__STATED GOAL__: Count the lines in the records below that contain the word "JSON", and give only that number.

__PROVIDED MATERIAL__:
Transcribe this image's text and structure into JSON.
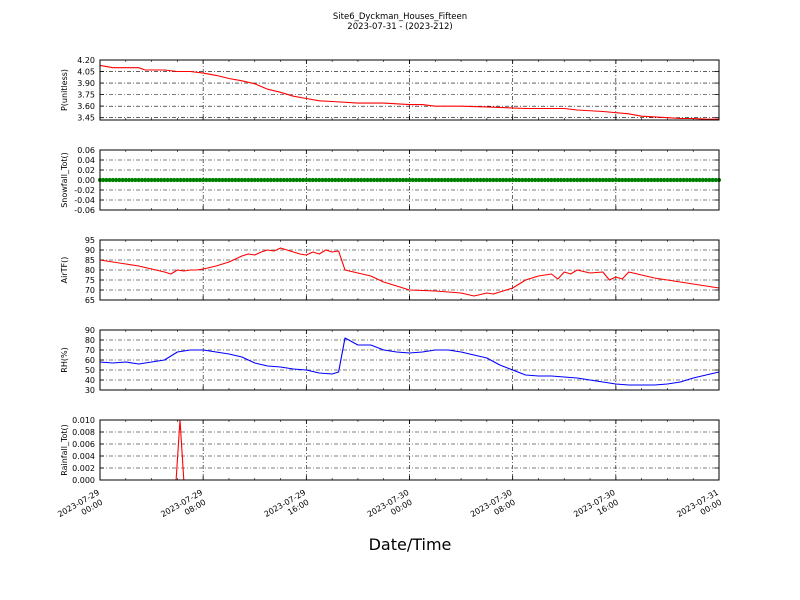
{
  "figure": {
    "title_line1": "Site6_Dyckman_Houses_Fifteen",
    "title_line2": "2023-07-31 - (2023-212)",
    "xlabel": "Date/Time",
    "x_tick_labels": [
      [
        "2023-07-29",
        "00:00"
      ],
      [
        "2023-07-29",
        "08:00"
      ],
      [
        "2023-07-29",
        "16:00"
      ],
      [
        "2023-07-30",
        "00:00"
      ],
      [
        "2023-07-30",
        "08:00"
      ],
      [
        "2023-07-30",
        "16:00"
      ],
      [
        "2023-07-31",
        "00:00"
      ]
    ],
    "x_range_hours": [
      0,
      48
    ]
  },
  "chart_data": [
    {
      "type": "line",
      "ylabel": "P(unitless)",
      "ylim": [
        3.42,
        4.2
      ],
      "yticks": [
        "4.20",
        "4.05",
        "3.90",
        "3.75",
        "3.60",
        "3.45"
      ],
      "ytick_values": [
        4.2,
        4.05,
        3.9,
        3.75,
        3.6,
        3.45
      ],
      "grid": true,
      "color": "#ff0000",
      "x": [
        0,
        1,
        3,
        3.5,
        5,
        6,
        7,
        8,
        9,
        10,
        11,
        12,
        13,
        14,
        15,
        16,
        17,
        18,
        20,
        21,
        22,
        24,
        25,
        26,
        28,
        30,
        33,
        35,
        36,
        37,
        39,
        41,
        42,
        43,
        44,
        45,
        46,
        47,
        48
      ],
      "y": [
        4.13,
        4.1,
        4.1,
        4.07,
        4.07,
        4.05,
        4.05,
        4.03,
        4.0,
        3.96,
        3.93,
        3.89,
        3.82,
        3.78,
        3.73,
        3.7,
        3.67,
        3.66,
        3.64,
        3.64,
        3.64,
        3.62,
        3.62,
        3.6,
        3.6,
        3.59,
        3.57,
        3.57,
        3.57,
        3.55,
        3.53,
        3.5,
        3.47,
        3.46,
        3.45,
        3.44,
        3.44,
        3.43,
        3.43
      ]
    },
    {
      "type": "line",
      "ylabel": "Snowfall_Tot()",
      "ylim": [
        -0.06,
        0.06
      ],
      "yticks": [
        "0.06",
        "0.04",
        "0.02",
        "0.00",
        "-0.02",
        "-0.04",
        "-0.06"
      ],
      "ytick_values": [
        0.06,
        0.04,
        0.02,
        0.0,
        -0.02,
        -0.04,
        -0.06
      ],
      "grid": true,
      "color": "#008000",
      "x": [
        0,
        48
      ],
      "y": [
        0.0,
        0.0
      ]
    },
    {
      "type": "line",
      "ylabel": "AirTF()",
      "ylim": [
        65,
        95
      ],
      "yticks": [
        "95",
        "90",
        "85",
        "80",
        "75",
        "70",
        "65"
      ],
      "ytick_values": [
        95,
        90,
        85,
        80,
        75,
        70,
        65
      ],
      "grid": true,
      "color": "#ff0000",
      "x": [
        0,
        1,
        2,
        3,
        4,
        5,
        5.5,
        6,
        6.5,
        7,
        7.5,
        8,
        9,
        10,
        11,
        11.5,
        12,
        12.5,
        13,
        13.5,
        14,
        14.5,
        15,
        15.5,
        16,
        16.5,
        17,
        17.5,
        18,
        18.5,
        19,
        20,
        21,
        22,
        23,
        24,
        26,
        28,
        29,
        30,
        30.5,
        31,
        32,
        32.5,
        33,
        34,
        35,
        35.5,
        36,
        36.5,
        37,
        38,
        39,
        39.5,
        40,
        40.5,
        41,
        42,
        43,
        44,
        45,
        46,
        47,
        48
      ],
      "y": [
        85,
        84,
        83,
        82,
        80.5,
        79,
        78,
        80,
        79.5,
        80,
        80,
        80.5,
        82,
        84,
        87,
        88,
        87.5,
        89,
        90,
        89.5,
        91,
        90,
        89,
        88,
        87.5,
        89,
        88,
        90,
        89,
        89.5,
        80,
        78.5,
        77,
        74,
        72,
        70,
        69.5,
        68.5,
        67,
        68.5,
        68,
        69,
        71,
        73,
        75,
        77,
        78,
        75.5,
        79,
        78,
        80,
        78.5,
        79,
        75,
        76.5,
        75.5,
        79,
        77.5,
        76,
        75,
        74,
        73,
        72,
        71
      ]
    },
    {
      "type": "line",
      "ylabel": "RH(%)",
      "ylim": [
        30,
        90
      ],
      "yticks": [
        "90",
        "80",
        "70",
        "60",
        "50",
        "40",
        "30"
      ],
      "ytick_values": [
        90,
        80,
        70,
        60,
        50,
        40,
        30
      ],
      "grid": true,
      "color": "#0000ff",
      "x": [
        0,
        1,
        2,
        3,
        4,
        5,
        6,
        7,
        8,
        9,
        10,
        11,
        12,
        13,
        14,
        15,
        16,
        17,
        18,
        18.5,
        19,
        20,
        21,
        22,
        23,
        24,
        25,
        26,
        27,
        28,
        29,
        30,
        31,
        32,
        33,
        34,
        35,
        36,
        37,
        38,
        39,
        40,
        41,
        42,
        43,
        44,
        45,
        46,
        47,
        48
      ],
      "y": [
        58,
        57,
        58,
        56,
        58,
        60,
        68,
        70,
        70,
        68,
        66,
        63,
        57,
        54,
        53,
        51,
        50,
        47,
        46,
        48,
        82,
        75,
        75,
        70,
        68,
        67,
        68,
        70,
        70,
        68,
        65,
        62,
        55,
        50,
        45,
        44,
        44,
        43,
        42,
        40,
        38,
        36,
        35,
        35,
        35,
        36,
        38,
        42,
        45,
        48
      ]
    },
    {
      "type": "line",
      "ylabel": "Rainfall_Tot()",
      "ylim": [
        0.0,
        0.01
      ],
      "yticks": [
        "0.010",
        "0.008",
        "0.006",
        "0.004",
        "0.002",
        "0.000"
      ],
      "ytick_values": [
        0.01,
        0.008,
        0.006,
        0.004,
        0.002,
        0.0
      ],
      "grid": true,
      "color": "#ff0000",
      "x": [
        0,
        5.9,
        6.2,
        6.5,
        48
      ],
      "y": [
        0.0,
        0.0,
        0.01,
        0.0,
        0.0
      ]
    }
  ]
}
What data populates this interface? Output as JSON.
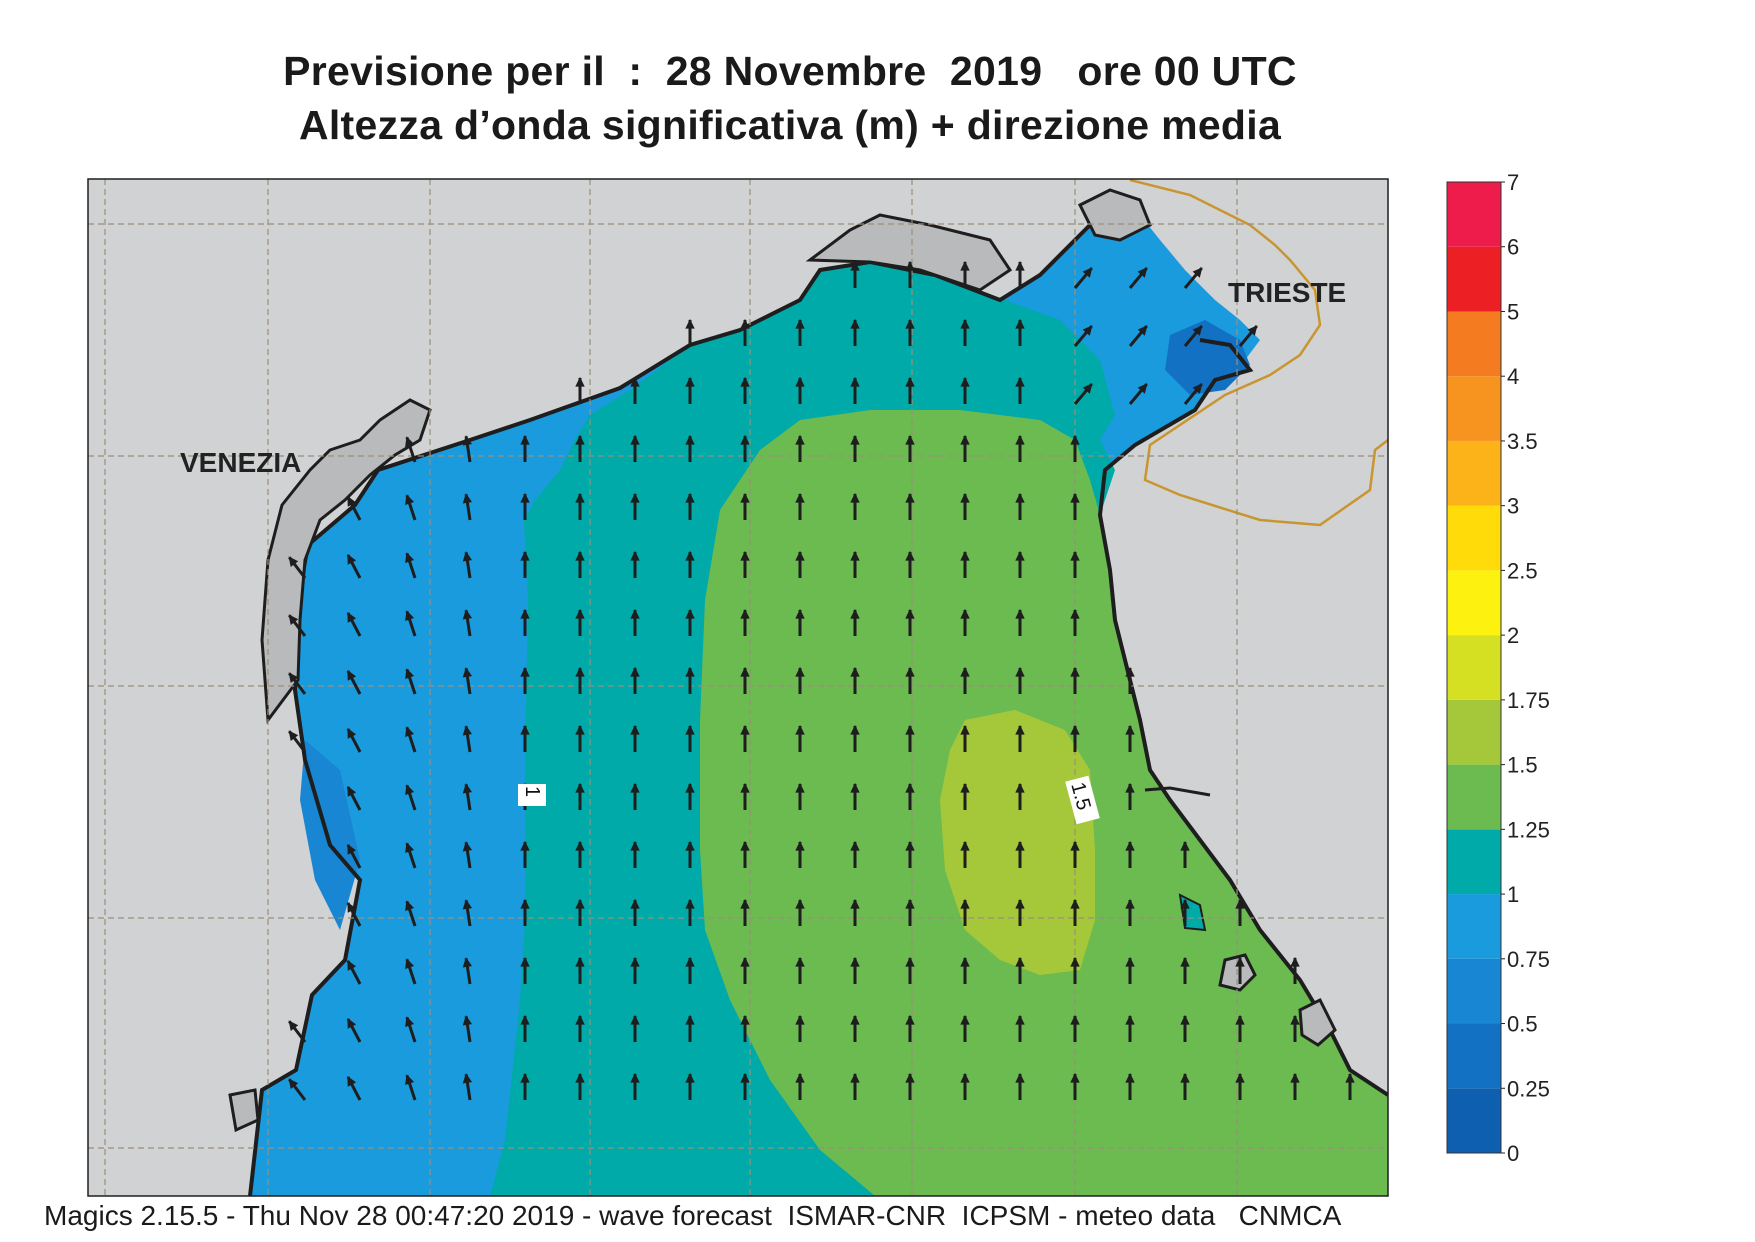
{
  "title_line1": "Previsione per il  :  28 Novembre  2019   ore 00 UTC",
  "title_line2": "Altezza d’onda significativa (m) + direzione media",
  "cities": [
    "VENEZIA",
    "TRIESTE"
  ],
  "contour_labels": [
    "1",
    "1.5"
  ],
  "legend": [
    {
      "label": "0",
      "color": "#0f5fb0"
    },
    {
      "label": "0.25",
      "color": "#1271c3"
    },
    {
      "label": "0.5",
      "color": "#1886d2"
    },
    {
      "label": "0.75",
      "color": "#1a9bde"
    },
    {
      "label": "1",
      "color": "#00aaa9"
    },
    {
      "label": "1.25",
      "color": "#6bbb50"
    },
    {
      "label": "1.5",
      "color": "#a5c83a"
    },
    {
      "label": "1.75",
      "color": "#d5e023"
    },
    {
      "label": "2",
      "color": "#fdf20f"
    },
    {
      "label": "2.5",
      "color": "#fedb09"
    },
    {
      "label": "3",
      "color": "#fcb319"
    },
    {
      "label": "3.5",
      "color": "#f7941f"
    },
    {
      "label": "4",
      "color": "#f47b20"
    },
    {
      "label": "5",
      "color": "#ec2024"
    },
    {
      "label": "6",
      "color": "#ee1c4b"
    },
    {
      "label": "7",
      "color": ""
    }
  ],
  "land_color": "#d1d2d4",
  "footer": "Magics 2.15.5 - Thu Nov 28 00:47:20 2019 - wave forecast  ISMAR-CNR  ICPSM - meteo data   CNMCA"
}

__EXERCISE RESPONSE__: 2